Transcribe each line exactly.

--- start of RECORD EXCERPTS ---

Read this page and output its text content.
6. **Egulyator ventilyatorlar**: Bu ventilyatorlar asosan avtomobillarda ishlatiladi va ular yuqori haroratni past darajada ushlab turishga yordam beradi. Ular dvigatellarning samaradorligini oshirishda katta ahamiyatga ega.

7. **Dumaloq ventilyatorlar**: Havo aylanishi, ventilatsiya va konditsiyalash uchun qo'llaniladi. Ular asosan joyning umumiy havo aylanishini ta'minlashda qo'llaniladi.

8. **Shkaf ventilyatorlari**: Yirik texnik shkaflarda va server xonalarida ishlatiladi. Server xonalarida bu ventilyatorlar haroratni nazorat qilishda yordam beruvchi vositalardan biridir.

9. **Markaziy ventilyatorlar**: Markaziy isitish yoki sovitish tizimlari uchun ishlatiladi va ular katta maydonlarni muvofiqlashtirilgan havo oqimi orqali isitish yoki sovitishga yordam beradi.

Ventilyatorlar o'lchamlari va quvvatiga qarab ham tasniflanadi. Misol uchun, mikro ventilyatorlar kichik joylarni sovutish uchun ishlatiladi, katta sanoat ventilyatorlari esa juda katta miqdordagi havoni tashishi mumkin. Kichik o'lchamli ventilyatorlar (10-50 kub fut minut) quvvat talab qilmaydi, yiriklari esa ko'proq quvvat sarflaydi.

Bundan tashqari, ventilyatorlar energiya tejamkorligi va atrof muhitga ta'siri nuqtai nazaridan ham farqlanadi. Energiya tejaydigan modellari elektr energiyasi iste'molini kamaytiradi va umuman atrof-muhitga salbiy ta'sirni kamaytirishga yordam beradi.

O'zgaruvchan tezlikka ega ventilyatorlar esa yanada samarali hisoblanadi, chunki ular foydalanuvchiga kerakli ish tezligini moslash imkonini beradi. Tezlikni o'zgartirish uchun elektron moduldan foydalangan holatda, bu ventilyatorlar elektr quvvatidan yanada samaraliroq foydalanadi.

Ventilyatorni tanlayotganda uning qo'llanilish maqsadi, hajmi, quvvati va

--- end of RECORD EXCERPTS ---

• WRITTEN SOLUTION
Read this page and output its text content.
6. **Egulyator ventilyatorlar**: Bu ventilyatorlar asosan avtomobillarda ishlatiladi va ular yuqori haroratni past darajada ushlab turishga yordam beradi. Ular dvigatellarning samaradorligini oshirishda katta ahamiyatga ega.

7. **Dumaloq ventilyatorlar**: Havo aylanishi, ventilatsiya va konditsiyalash uchun qo'llaniladi. Ular asosan joyning umumiy havo aylanishini ta'minlashda qo'llaniladi.

8. **Shkaf ventilyatorlari**: Yirik texnik shkaflarda va server xonalarida ishlatiladi. Server xonalarida bu ventilyatorlar haroratni nazorat qilishda yordam beruvchi vositalardan biridir.

9. **Markaziy ventilyatorlar**: Markaziy isitish yoki sovitish tizimlari uchun ishlatiladi va ular katta maydonlarni muvofiqlashtirilgan havo oqimi orqali isitish yoki sovitishga yordam beradi.

Ventilyatorlar o'lchamlari va quvvatiga qarab ham tasniflanadi. Misol uchun, mikro ventilyatorlar kichik joylarni sovutish uchun ishlatiladi, katta sanoat ventilyatorlari esa juda katta miqdordagi havoni tashishi mumkin. Kichik o'lchamli ventilyatorlar (10-50 kub fut minut) quvvat talab qilmaydi, yiriklari esa ko'proq quvvat sarflaydi.

Bundan tashqari, ventilyatorlar energiya tejamkorligi va atrof muhitga ta'siri nuqtai nazaridan ham farqlanadi. Energiya tejaydigan modellari elektr energiyasi iste'molini kamaytiradi va umuman atrof-muhitga salbiy ta'sirni kamaytirishga yordam beradi.

O'zgaruvchan tezlikka ega ventilyatorlar esa yanada samarali hisoblanadi, chunki ular foydalanuvchiga kerakli ish tezligini moslash imkonini beradi. Tezlikni o'zgartirish uchun elektron moduldan foydalangan holatda, bu ventilyatorlar elektr quvvatidan yanada samaraliroq foydalanadi.

Ventilyatorni tanlayotganda uning qo'llanilish maqsadi, hajmi, quvvati va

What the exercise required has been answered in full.